BEGIN The data

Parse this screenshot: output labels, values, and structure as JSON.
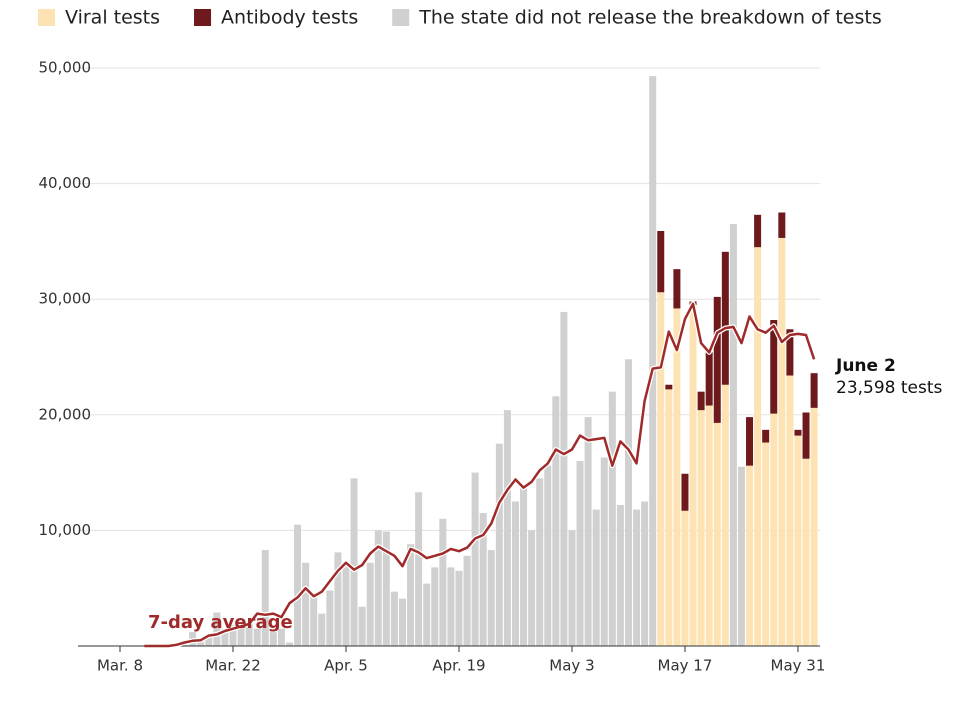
{
  "chart_data": {
    "type": "bar",
    "stacked": true,
    "categories": [
      "Mar. 8",
      null,
      null,
      null,
      null,
      null,
      null,
      null,
      null,
      null,
      null,
      null,
      null,
      null,
      "Mar. 22",
      null,
      null,
      null,
      null,
      null,
      null,
      null,
      null,
      null,
      null,
      null,
      null,
      null,
      "Apr. 5",
      null,
      null,
      null,
      null,
      null,
      null,
      null,
      null,
      null,
      null,
      null,
      null,
      null,
      "Apr. 19",
      null,
      null,
      null,
      null,
      null,
      null,
      null,
      null,
      null,
      null,
      null,
      null,
      null,
      "May 3",
      null,
      null,
      null,
      null,
      null,
      null,
      null,
      null,
      null,
      null,
      null,
      null,
      null,
      "May 17",
      null,
      null,
      null,
      null,
      null,
      null,
      null,
      null,
      null,
      null,
      null,
      null,
      null,
      "May 31",
      null,
      null
    ],
    "series": [
      {
        "name": "Viral tests",
        "color": "#fde3b4",
        "values": [
          null,
          null,
          null,
          null,
          null,
          null,
          null,
          null,
          null,
          null,
          null,
          null,
          null,
          null,
          null,
          null,
          null,
          null,
          null,
          null,
          null,
          null,
          null,
          null,
          null,
          null,
          null,
          null,
          null,
          null,
          null,
          null,
          null,
          null,
          null,
          null,
          null,
          null,
          null,
          null,
          null,
          null,
          null,
          null,
          null,
          null,
          null,
          null,
          null,
          null,
          null,
          null,
          null,
          null,
          null,
          null,
          null,
          null,
          null,
          null,
          null,
          null,
          null,
          null,
          null,
          null,
          null,
          30600,
          22200,
          29200,
          11700,
          29500,
          20400,
          20800,
          19300,
          22600,
          null,
          null,
          15600,
          34500,
          17600,
          20100,
          35300,
          23400,
          18200,
          16200,
          20600
        ]
      },
      {
        "name": "Antibody tests",
        "color": "#6e1a1c",
        "values": [
          null,
          null,
          null,
          null,
          null,
          null,
          null,
          null,
          null,
          null,
          null,
          null,
          null,
          null,
          null,
          null,
          null,
          null,
          null,
          null,
          null,
          null,
          null,
          null,
          null,
          null,
          null,
          null,
          null,
          null,
          null,
          null,
          null,
          null,
          null,
          null,
          null,
          null,
          null,
          null,
          null,
          null,
          null,
          null,
          null,
          null,
          null,
          null,
          null,
          null,
          null,
          null,
          null,
          null,
          null,
          null,
          null,
          null,
          null,
          null,
          null,
          null,
          null,
          null,
          null,
          null,
          null,
          5300,
          400,
          3400,
          3200,
          300,
          1600,
          4600,
          10900,
          11500,
          null,
          null,
          4200,
          2800,
          1100,
          8100,
          2200,
          4000,
          500,
          4000,
          3000
        ]
      },
      {
        "name": "The state did not release the breakdown of tests",
        "color": "#d0d0d0",
        "values": [
          0,
          0,
          0,
          0,
          0,
          0,
          0,
          0,
          100,
          1200,
          600,
          1000,
          2900,
          1500,
          1800,
          1600,
          2000,
          1500,
          8300,
          1200,
          1500,
          300,
          10500,
          7200,
          4500,
          2800,
          4800,
          8100,
          7300,
          14500,
          3400,
          7200,
          10000,
          9900,
          4700,
          4100,
          8800,
          13300,
          5400,
          6800,
          11000,
          6800,
          6500,
          7800,
          15000,
          11500,
          8300,
          17500,
          20400,
          12500,
          13800,
          10000,
          14500,
          15600,
          21600,
          28900,
          10000,
          16000,
          19800,
          11800,
          16300,
          22000,
          12200,
          24800,
          11800,
          12500,
          49300,
          null,
          null,
          null,
          null,
          null,
          null,
          null,
          null,
          null,
          36500,
          15500,
          null,
          null,
          null,
          null,
          null,
          null,
          null,
          null,
          null
        ]
      }
    ],
    "line": {
      "name": "7-day average",
      "color": "#a02a2a",
      "values": [
        null,
        null,
        null,
        0,
        0,
        0,
        0,
        100,
        300,
        450,
        500,
        900,
        1000,
        1300,
        1500,
        1700,
        1900,
        2800,
        2700,
        2800,
        2500,
        3700,
        4200,
        5000,
        4300,
        4700,
        5600,
        6500,
        7200,
        6600,
        7000,
        8000,
        8600,
        8200,
        7800,
        6900,
        8400,
        8100,
        7600,
        7800,
        8000,
        8400,
        8200,
        8500,
        9300,
        9600,
        10600,
        12400,
        13500,
        14400,
        13700,
        14200,
        15200,
        15800,
        17000,
        16600,
        17000,
        18200,
        17800,
        17900,
        18000,
        15600,
        17700,
        17000,
        15800,
        21200,
        24000,
        24100,
        27200,
        25600,
        28300,
        29600,
        26200,
        25400,
        27100,
        27500,
        27600,
        26200,
        28500,
        27400,
        27100,
        27700,
        26300,
        26900,
        27000,
        26900,
        24800
      ]
    },
    "end_label": {
      "date": "June 2",
      "text": "23,598 tests"
    },
    "ylim": [
      0,
      50000
    ],
    "yticks": [
      {
        "value": 10000,
        "label": "10,000"
      },
      {
        "value": 20000,
        "label": "20,000"
      },
      {
        "value": 30000,
        "label": "30,000"
      },
      {
        "value": 40000,
        "label": "40,000"
      },
      {
        "value": 50000,
        "label": "50,000"
      }
    ],
    "grid": true
  }
}
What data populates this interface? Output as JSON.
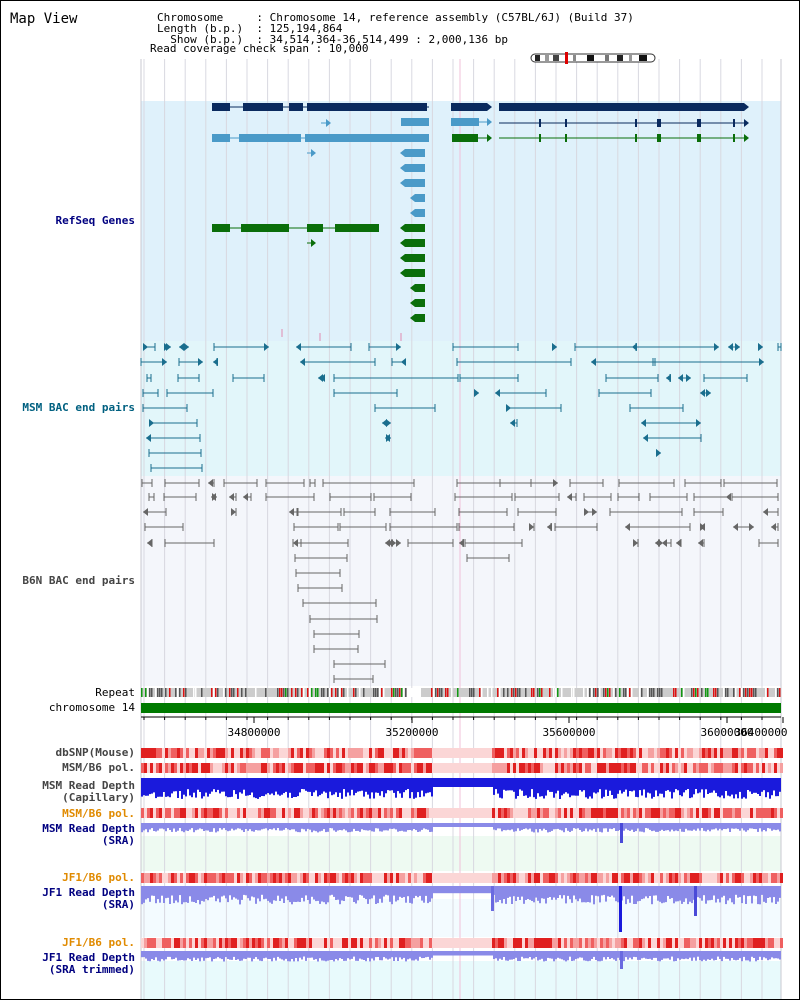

END The data

**Aim of the exercise**
Among the entries above, identify all lines with "JSON" and copy them.

**Task result**
Parse this screenshot: output labels, values, and structure as JSON.
What data populates this interface? Output as JSON.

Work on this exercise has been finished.